SHORT PROBLEM: State only how many lines contain the string "však".

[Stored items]
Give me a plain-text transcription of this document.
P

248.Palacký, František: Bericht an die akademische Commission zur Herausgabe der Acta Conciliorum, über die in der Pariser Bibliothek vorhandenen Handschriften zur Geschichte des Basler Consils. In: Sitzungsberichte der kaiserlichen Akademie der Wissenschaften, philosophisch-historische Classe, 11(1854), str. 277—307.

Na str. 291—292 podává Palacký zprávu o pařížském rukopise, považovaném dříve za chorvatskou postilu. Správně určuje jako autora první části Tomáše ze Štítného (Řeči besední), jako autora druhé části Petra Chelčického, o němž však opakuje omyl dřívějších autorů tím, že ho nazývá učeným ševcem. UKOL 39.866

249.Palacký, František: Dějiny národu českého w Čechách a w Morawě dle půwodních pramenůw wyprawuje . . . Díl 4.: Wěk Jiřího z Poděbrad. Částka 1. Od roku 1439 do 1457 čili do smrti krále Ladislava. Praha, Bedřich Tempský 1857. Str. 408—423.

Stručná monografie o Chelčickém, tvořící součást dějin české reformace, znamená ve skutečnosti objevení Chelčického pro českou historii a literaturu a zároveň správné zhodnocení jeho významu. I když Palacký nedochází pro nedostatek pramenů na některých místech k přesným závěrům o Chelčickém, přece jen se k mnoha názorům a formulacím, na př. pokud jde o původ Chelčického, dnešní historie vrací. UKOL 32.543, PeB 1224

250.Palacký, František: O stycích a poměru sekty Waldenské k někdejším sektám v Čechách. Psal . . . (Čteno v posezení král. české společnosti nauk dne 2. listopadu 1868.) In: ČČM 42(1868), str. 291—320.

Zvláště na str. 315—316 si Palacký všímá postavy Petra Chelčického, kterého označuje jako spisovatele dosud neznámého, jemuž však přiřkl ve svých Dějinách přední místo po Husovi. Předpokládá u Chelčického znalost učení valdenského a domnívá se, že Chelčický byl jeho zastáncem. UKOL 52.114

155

FINAL ANSWER: 2